**REQUEST:** Below are entries to be transcribed exactly; exclude the pictures from the copy.

Dataset items:
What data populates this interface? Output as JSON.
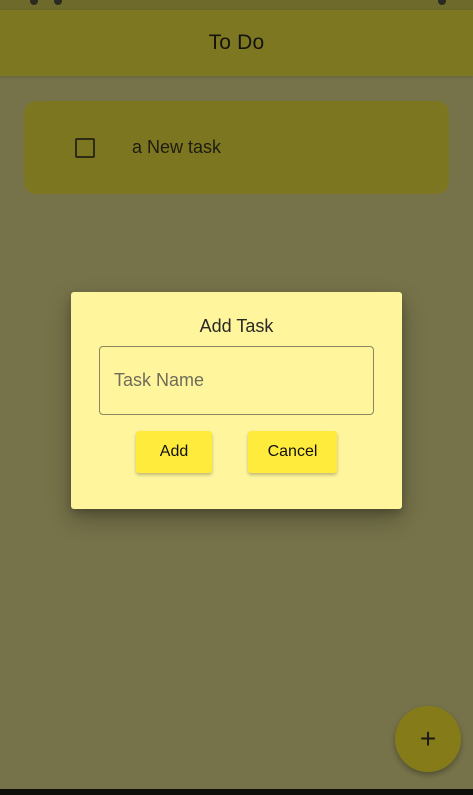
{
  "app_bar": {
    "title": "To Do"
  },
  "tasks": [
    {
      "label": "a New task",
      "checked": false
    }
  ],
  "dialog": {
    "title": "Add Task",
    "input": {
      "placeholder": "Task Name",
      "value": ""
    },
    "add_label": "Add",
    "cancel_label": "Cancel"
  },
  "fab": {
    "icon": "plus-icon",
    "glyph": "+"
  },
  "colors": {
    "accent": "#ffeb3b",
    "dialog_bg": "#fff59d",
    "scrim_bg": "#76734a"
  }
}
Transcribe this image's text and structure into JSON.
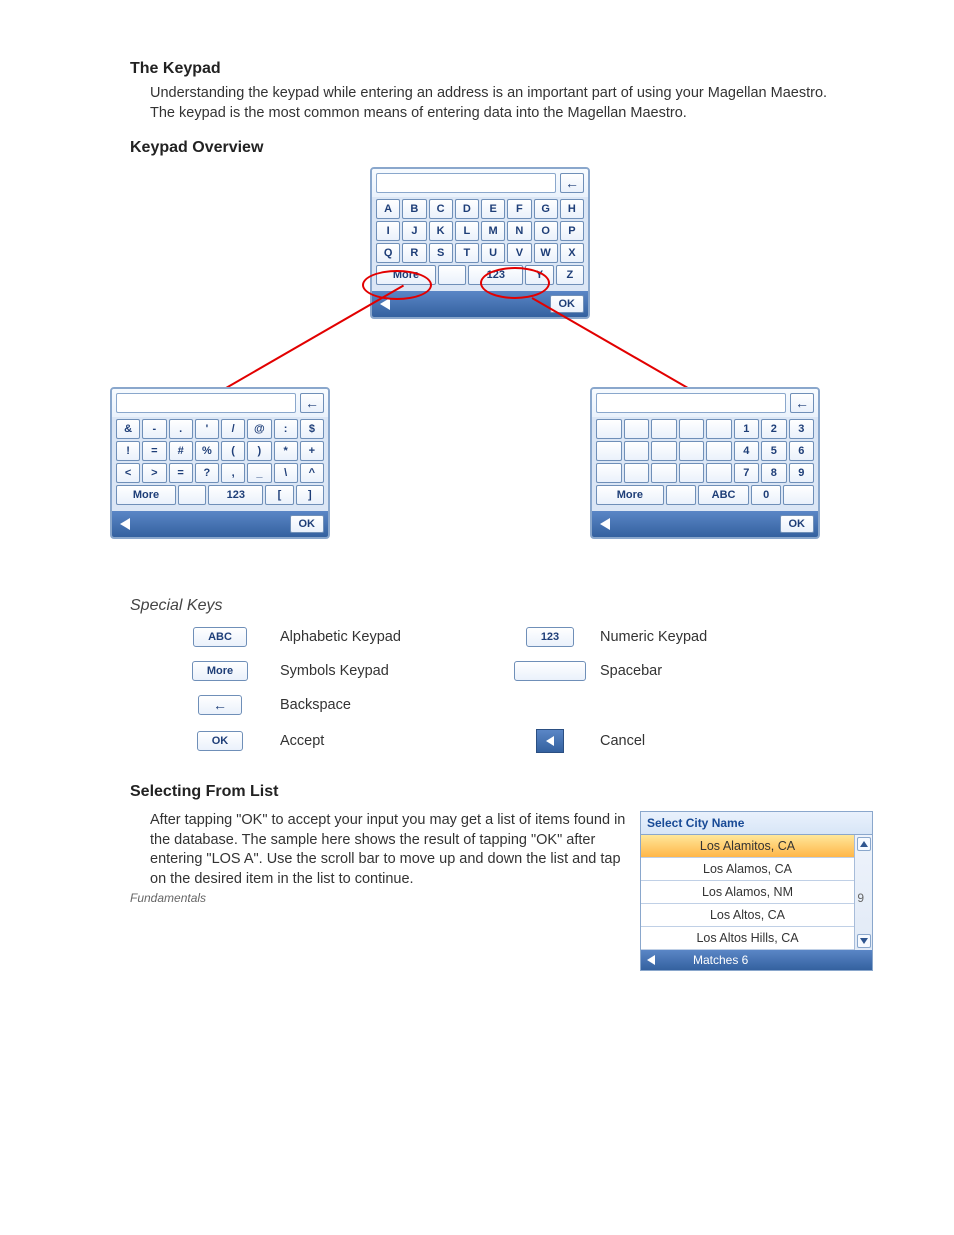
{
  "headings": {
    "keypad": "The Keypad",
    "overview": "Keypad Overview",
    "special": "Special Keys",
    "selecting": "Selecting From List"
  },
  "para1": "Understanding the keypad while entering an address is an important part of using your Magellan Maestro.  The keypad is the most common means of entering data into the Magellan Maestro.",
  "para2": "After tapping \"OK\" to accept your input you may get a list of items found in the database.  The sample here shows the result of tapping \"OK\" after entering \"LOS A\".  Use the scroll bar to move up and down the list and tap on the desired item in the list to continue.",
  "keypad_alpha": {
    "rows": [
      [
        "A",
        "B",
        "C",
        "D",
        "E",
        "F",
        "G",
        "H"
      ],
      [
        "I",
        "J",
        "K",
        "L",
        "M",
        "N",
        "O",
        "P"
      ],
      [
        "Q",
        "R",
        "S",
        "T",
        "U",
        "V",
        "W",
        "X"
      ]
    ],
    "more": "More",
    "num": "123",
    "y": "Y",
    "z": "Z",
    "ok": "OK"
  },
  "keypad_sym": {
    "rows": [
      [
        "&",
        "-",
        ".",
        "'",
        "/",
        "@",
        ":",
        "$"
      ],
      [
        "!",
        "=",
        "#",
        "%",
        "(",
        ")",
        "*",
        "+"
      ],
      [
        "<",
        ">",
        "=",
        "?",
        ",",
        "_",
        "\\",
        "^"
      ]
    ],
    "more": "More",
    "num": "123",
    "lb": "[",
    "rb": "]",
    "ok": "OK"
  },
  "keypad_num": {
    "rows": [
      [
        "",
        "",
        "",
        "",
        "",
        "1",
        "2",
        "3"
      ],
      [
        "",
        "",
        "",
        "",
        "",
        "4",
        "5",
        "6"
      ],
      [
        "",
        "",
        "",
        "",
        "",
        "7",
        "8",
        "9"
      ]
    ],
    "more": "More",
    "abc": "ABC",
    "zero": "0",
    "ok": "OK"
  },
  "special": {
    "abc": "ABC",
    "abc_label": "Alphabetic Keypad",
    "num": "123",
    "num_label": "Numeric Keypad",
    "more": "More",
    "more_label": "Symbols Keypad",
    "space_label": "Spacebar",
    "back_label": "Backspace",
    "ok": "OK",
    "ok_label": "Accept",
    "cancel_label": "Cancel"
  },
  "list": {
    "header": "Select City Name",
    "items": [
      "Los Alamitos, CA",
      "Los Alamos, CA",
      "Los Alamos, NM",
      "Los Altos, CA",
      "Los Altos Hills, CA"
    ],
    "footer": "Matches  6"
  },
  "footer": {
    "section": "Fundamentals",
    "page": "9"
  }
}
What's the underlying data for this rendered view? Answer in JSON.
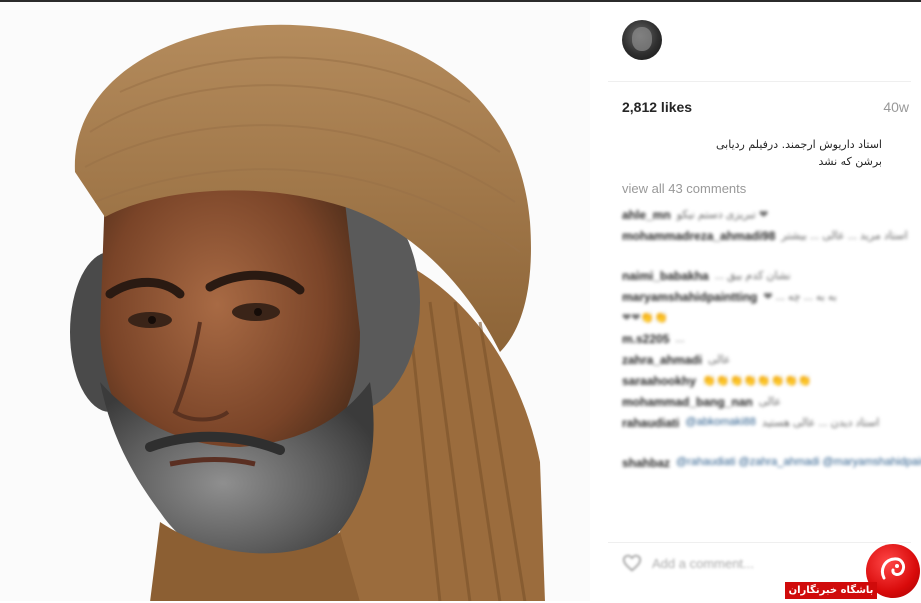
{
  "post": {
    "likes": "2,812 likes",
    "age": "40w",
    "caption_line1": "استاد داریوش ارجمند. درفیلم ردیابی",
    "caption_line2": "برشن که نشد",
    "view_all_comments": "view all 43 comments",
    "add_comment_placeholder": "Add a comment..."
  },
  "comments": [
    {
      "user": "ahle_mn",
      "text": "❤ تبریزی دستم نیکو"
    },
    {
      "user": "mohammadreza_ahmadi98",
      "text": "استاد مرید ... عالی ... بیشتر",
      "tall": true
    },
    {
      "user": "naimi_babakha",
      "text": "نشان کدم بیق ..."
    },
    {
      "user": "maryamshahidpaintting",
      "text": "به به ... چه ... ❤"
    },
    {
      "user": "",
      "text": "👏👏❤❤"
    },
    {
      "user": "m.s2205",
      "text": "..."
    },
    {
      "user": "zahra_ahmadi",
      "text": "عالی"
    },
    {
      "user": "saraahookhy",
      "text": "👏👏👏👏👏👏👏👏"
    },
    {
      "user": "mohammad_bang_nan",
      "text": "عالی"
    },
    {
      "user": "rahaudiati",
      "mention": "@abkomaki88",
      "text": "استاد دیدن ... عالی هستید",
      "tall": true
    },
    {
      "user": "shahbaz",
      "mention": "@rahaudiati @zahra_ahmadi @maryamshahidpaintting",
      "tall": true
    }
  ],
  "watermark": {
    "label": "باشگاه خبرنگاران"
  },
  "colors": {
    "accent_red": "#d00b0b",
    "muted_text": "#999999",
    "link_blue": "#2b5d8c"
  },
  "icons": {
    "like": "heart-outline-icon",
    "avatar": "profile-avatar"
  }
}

**COMPLETE ANSWER:**
What data populates this interface? Output as JSON.
{
  "app_bar": {
    "title": "To Do"
  },
  "tasks": [
    {
      "label": "a New task",
      "checked": false
    }
  ],
  "dialog": {
    "title": "Add Task",
    "input": {
      "placeholder": "Task Name",
      "value": ""
    },
    "add_label": "Add",
    "cancel_label": "Cancel"
  },
  "fab": {
    "icon": "plus-icon",
    "glyph": "+"
  },
  "colors": {
    "accent": "#ffeb3b",
    "dialog_bg": "#fff59d",
    "scrim_bg": "#76734a"
  }
}
Transcribe this image's text and structure into JSON.
{
  "headings": {
    "keypad": "The Keypad",
    "overview": "Keypad Overview",
    "special": "Special Keys",
    "selecting": "Selecting From List"
  },
  "para1": "Understanding the keypad while entering an address is an important part of using your Magellan Maestro.  The keypad is the most common means of entering data into the Magellan Maestro.",
  "para2": "After tapping \"OK\" to accept your input you may get a list of items found in the database.  The sample here shows the result of tapping \"OK\" after entering \"LOS A\".  Use the scroll bar to move up and down the list and tap on the desired item in the list to continue.",
  "keypad_alpha": {
    "rows": [
      [
        "A",
        "B",
        "C",
        "D",
        "E",
        "F",
        "G",
        "H"
      ],
      [
        "I",
        "J",
        "K",
        "L",
        "M",
        "N",
        "O",
        "P"
      ],
      [
        "Q",
        "R",
        "S",
        "T",
        "U",
        "V",
        "W",
        "X"
      ]
    ],
    "more": "More",
    "num": "123",
    "y": "Y",
    "z": "Z",
    "ok": "OK"
  },
  "keypad_sym": {
    "rows": [
      [
        "&",
        "-",
        ".",
        "'",
        "/",
        "@",
        ":",
        "$"
      ],
      [
        "!",
        "=",
        "#",
        "%",
        "(",
        ")",
        "*",
        "+"
      ],
      [
        "<",
        ">",
        "=",
        "?",
        ",",
        "_",
        "\\",
        "^"
      ]
    ],
    "more": "More",
    "num": "123",
    "lb": "[",
    "rb": "]",
    "ok": "OK"
  },
  "keypad_num": {
    "rows": [
      [
        "",
        "",
        "",
        "",
        "",
        "1",
        "2",
        "3"
      ],
      [
        "",
        "",
        "",
        "",
        "",
        "4",
        "5",
        "6"
      ],
      [
        "",
        "",
        "",
        "",
        "",
        "7",
        "8",
        "9"
      ]
    ],
    "more": "More",
    "abc": "ABC",
    "zero": "0",
    "ok": "OK"
  },
  "special": {
    "abc": "ABC",
    "abc_label": "Alphabetic Keypad",
    "num": "123",
    "num_label": "Numeric Keypad",
    "more": "More",
    "more_label": "Symbols Keypad",
    "space_label": "Spacebar",
    "back_label": "Backspace",
    "ok": "OK",
    "ok_label": "Accept",
    "cancel_label": "Cancel"
  },
  "list": {
    "header": "Select City Name",
    "items": [
      "Los Alamitos, CA",
      "Los Alamos, CA",
      "Los Alamos, NM",
      "Los Altos, CA",
      "Los Altos Hills, CA"
    ],
    "footer": "Matches  6"
  },
  "footer": {
    "section": "Fundamentals",
    "page": "9"
  }
}
What's the underlying data for this rendered view? Answer in JSON.
{
  "post": {
    "likes": "2,812 likes",
    "age": "40w",
    "caption_line1": "استاد داریوش ارجمند. درفیلم ردیابی",
    "caption_line2": "برشن که نشد",
    "view_all_comments": "view all 43 comments",
    "add_comment_placeholder": "Add a comment..."
  },
  "comments": [
    {
      "user": "ahle_mn",
      "text": "❤ تبریزی دستم نیکو"
    },
    {
      "user": "mohammadreza_ahmadi98",
      "text": "استاد مرید ... عالی ... بیشتر",
      "tall": true
    },
    {
      "user": "naimi_babakha",
      "text": "نشان کدم بیق ..."
    },
    {
      "user": "maryamshahidpaintting",
      "text": "به به ... چه ... ❤"
    },
    {
      "user": "",
      "text": "👏👏❤❤"
    },
    {
      "user": "m.s2205",
      "text": "..."
    },
    {
      "user": "zahra_ahmadi",
      "text": "عالی"
    },
    {
      "user": "saraahookhy",
      "text": "👏👏👏👏👏👏👏👏"
    },
    {
      "user": "mohammad_bang_nan",
      "text": "عالی"
    },
    {
      "user": "rahaudiati",
      "mention": "@abkomaki88",
      "text": "استاد دیدن ... عالی هستید",
      "tall": true
    },
    {
      "user": "shahbaz",
      "mention": "@rahaudiati @zahra_ahmadi @maryamshahidpaintting",
      "tall": true
    }
  ],
  "watermark": {
    "label": "باشگاه خبرنگاران"
  },
  "colors": {
    "accent_red": "#d00b0b",
    "muted_text": "#999999",
    "link_blue": "#2b5d8c"
  },
  "icons": {
    "like": "heart-outline-icon",
    "avatar": "profile-avatar"
  }
}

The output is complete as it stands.